━━ Records shown ━━
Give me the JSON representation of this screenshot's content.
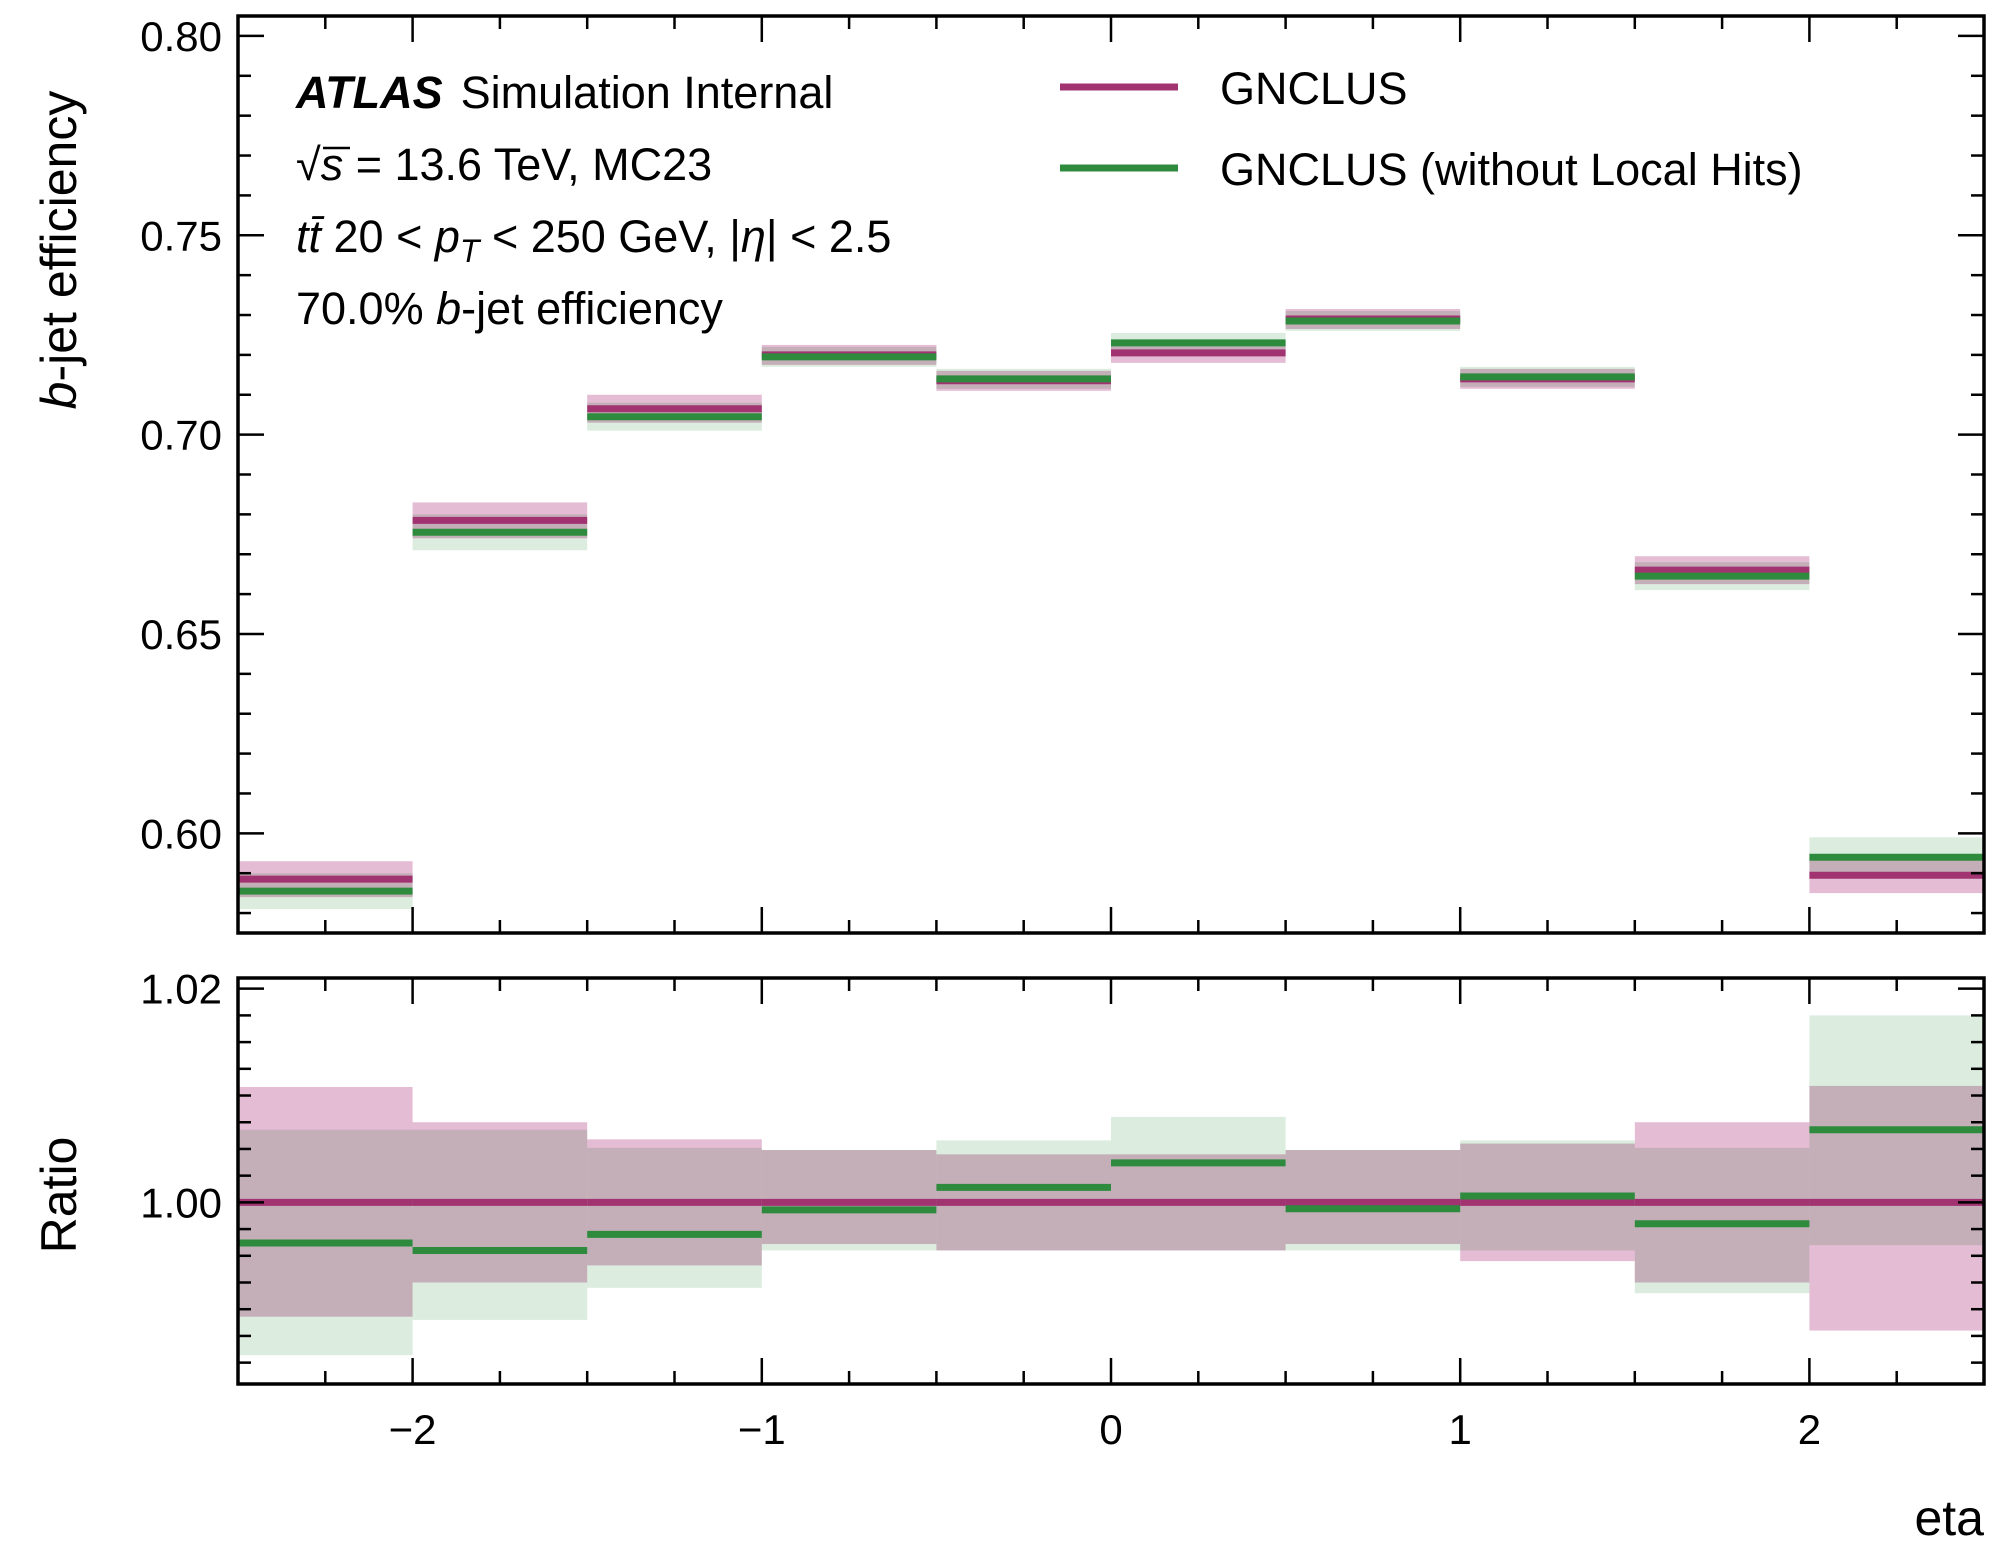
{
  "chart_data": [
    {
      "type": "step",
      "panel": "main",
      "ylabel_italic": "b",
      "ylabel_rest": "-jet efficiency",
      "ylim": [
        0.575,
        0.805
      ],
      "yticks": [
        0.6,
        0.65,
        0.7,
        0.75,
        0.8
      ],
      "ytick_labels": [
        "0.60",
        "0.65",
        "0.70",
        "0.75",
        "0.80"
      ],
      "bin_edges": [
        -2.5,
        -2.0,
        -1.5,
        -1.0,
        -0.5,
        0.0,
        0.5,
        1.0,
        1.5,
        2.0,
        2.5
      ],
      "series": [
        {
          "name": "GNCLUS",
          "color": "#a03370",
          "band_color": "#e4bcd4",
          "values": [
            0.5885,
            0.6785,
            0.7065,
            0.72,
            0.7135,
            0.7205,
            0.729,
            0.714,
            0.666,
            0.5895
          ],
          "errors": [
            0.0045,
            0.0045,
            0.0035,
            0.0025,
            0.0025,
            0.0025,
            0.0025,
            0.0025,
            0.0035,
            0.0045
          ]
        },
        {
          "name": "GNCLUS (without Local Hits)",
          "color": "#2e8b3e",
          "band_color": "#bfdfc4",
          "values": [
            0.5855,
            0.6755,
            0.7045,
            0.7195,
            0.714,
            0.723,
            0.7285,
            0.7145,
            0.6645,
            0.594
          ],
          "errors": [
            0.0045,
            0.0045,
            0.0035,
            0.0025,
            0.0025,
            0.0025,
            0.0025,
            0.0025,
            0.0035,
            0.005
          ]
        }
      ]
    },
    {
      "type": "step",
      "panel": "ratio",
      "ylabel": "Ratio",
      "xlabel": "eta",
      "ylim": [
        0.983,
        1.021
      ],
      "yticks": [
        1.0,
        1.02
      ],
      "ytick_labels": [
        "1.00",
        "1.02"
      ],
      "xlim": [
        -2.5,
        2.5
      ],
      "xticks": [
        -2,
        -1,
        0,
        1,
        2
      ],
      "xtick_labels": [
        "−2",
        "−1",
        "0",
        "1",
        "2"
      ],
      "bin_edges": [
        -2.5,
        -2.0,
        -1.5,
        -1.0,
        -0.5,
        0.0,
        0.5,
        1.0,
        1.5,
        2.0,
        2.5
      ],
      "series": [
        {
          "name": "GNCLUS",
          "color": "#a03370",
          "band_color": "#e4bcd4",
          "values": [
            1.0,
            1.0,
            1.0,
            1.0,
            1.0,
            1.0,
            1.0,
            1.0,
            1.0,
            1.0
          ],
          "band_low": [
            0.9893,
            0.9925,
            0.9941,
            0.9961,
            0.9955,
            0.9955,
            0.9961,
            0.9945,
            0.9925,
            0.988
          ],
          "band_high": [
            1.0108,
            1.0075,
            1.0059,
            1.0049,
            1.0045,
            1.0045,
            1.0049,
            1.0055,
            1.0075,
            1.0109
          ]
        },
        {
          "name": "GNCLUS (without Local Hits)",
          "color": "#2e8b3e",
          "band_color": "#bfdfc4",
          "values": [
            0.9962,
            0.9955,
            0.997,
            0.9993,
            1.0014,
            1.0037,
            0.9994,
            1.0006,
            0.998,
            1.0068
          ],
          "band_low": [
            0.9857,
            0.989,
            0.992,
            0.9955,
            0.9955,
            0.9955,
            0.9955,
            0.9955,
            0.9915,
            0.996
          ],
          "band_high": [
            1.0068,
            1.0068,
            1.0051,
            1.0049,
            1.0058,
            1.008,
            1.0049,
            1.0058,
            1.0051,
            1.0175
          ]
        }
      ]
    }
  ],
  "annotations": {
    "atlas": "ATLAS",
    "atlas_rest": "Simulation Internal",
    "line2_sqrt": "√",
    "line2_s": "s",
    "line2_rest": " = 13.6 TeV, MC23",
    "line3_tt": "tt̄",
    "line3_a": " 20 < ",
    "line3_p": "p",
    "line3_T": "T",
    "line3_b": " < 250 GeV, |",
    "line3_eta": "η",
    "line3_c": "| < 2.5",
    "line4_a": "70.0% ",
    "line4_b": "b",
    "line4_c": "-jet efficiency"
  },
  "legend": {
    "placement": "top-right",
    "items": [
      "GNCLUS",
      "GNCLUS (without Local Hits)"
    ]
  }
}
━━━
◆ **Task statement**: Retype the whole listing, keeping every line identical and omitting all pictures.

◆ **Written response**:
Give me the JSON representation of this screenshot's content.
{
  "chart_data": [
    {
      "type": "step",
      "panel": "main",
      "ylabel_italic": "b",
      "ylabel_rest": "-jet efficiency",
      "ylim": [
        0.575,
        0.805
      ],
      "yticks": [
        0.6,
        0.65,
        0.7,
        0.75,
        0.8
      ],
      "ytick_labels": [
        "0.60",
        "0.65",
        "0.70",
        "0.75",
        "0.80"
      ],
      "bin_edges": [
        -2.5,
        -2.0,
        -1.5,
        -1.0,
        -0.5,
        0.0,
        0.5,
        1.0,
        1.5,
        2.0,
        2.5
      ],
      "series": [
        {
          "name": "GNCLUS",
          "color": "#a03370",
          "band_color": "#e4bcd4",
          "values": [
            0.5885,
            0.6785,
            0.7065,
            0.72,
            0.7135,
            0.7205,
            0.729,
            0.714,
            0.666,
            0.5895
          ],
          "errors": [
            0.0045,
            0.0045,
            0.0035,
            0.0025,
            0.0025,
            0.0025,
            0.0025,
            0.0025,
            0.0035,
            0.0045
          ]
        },
        {
          "name": "GNCLUS (without Local Hits)",
          "color": "#2e8b3e",
          "band_color": "#bfdfc4",
          "values": [
            0.5855,
            0.6755,
            0.7045,
            0.7195,
            0.714,
            0.723,
            0.7285,
            0.7145,
            0.6645,
            0.594
          ],
          "errors": [
            0.0045,
            0.0045,
            0.0035,
            0.0025,
            0.0025,
            0.0025,
            0.0025,
            0.0025,
            0.0035,
            0.005
          ]
        }
      ]
    },
    {
      "type": "step",
      "panel": "ratio",
      "ylabel": "Ratio",
      "xlabel": "eta",
      "ylim": [
        0.983,
        1.021
      ],
      "yticks": [
        1.0,
        1.02
      ],
      "ytick_labels": [
        "1.00",
        "1.02"
      ],
      "xlim": [
        -2.5,
        2.5
      ],
      "xticks": [
        -2,
        -1,
        0,
        1,
        2
      ],
      "xtick_labels": [
        "−2",
        "−1",
        "0",
        "1",
        "2"
      ],
      "bin_edges": [
        -2.5,
        -2.0,
        -1.5,
        -1.0,
        -0.5,
        0.0,
        0.5,
        1.0,
        1.5,
        2.0,
        2.5
      ],
      "series": [
        {
          "name": "GNCLUS",
          "color": "#a03370",
          "band_color": "#e4bcd4",
          "values": [
            1.0,
            1.0,
            1.0,
            1.0,
            1.0,
            1.0,
            1.0,
            1.0,
            1.0,
            1.0
          ],
          "band_low": [
            0.9893,
            0.9925,
            0.9941,
            0.9961,
            0.9955,
            0.9955,
            0.9961,
            0.9945,
            0.9925,
            0.988
          ],
          "band_high": [
            1.0108,
            1.0075,
            1.0059,
            1.0049,
            1.0045,
            1.0045,
            1.0049,
            1.0055,
            1.0075,
            1.0109
          ]
        },
        {
          "name": "GNCLUS (without Local Hits)",
          "color": "#2e8b3e",
          "band_color": "#bfdfc4",
          "values": [
            0.9962,
            0.9955,
            0.997,
            0.9993,
            1.0014,
            1.0037,
            0.9994,
            1.0006,
            0.998,
            1.0068
          ],
          "band_low": [
            0.9857,
            0.989,
            0.992,
            0.9955,
            0.9955,
            0.9955,
            0.9955,
            0.9955,
            0.9915,
            0.996
          ],
          "band_high": [
            1.0068,
            1.0068,
            1.0051,
            1.0049,
            1.0058,
            1.008,
            1.0049,
            1.0058,
            1.0051,
            1.0175
          ]
        }
      ]
    }
  ],
  "annotations": {
    "atlas": "ATLAS",
    "atlas_rest": "Simulation Internal",
    "line2_sqrt": "√",
    "line2_s": "s",
    "line2_rest": " = 13.6 TeV, MC23",
    "line3_tt": "tt̄",
    "line3_a": " 20 < ",
    "line3_p": "p",
    "line3_T": "T",
    "line3_b": " < 250 GeV, |",
    "line3_eta": "η",
    "line3_c": "| < 2.5",
    "line4_a": "70.0% ",
    "line4_b": "b",
    "line4_c": "-jet efficiency"
  },
  "legend": {
    "placement": "top-right",
    "items": [
      "GNCLUS",
      "GNCLUS (without Local Hits)"
    ]
  }
}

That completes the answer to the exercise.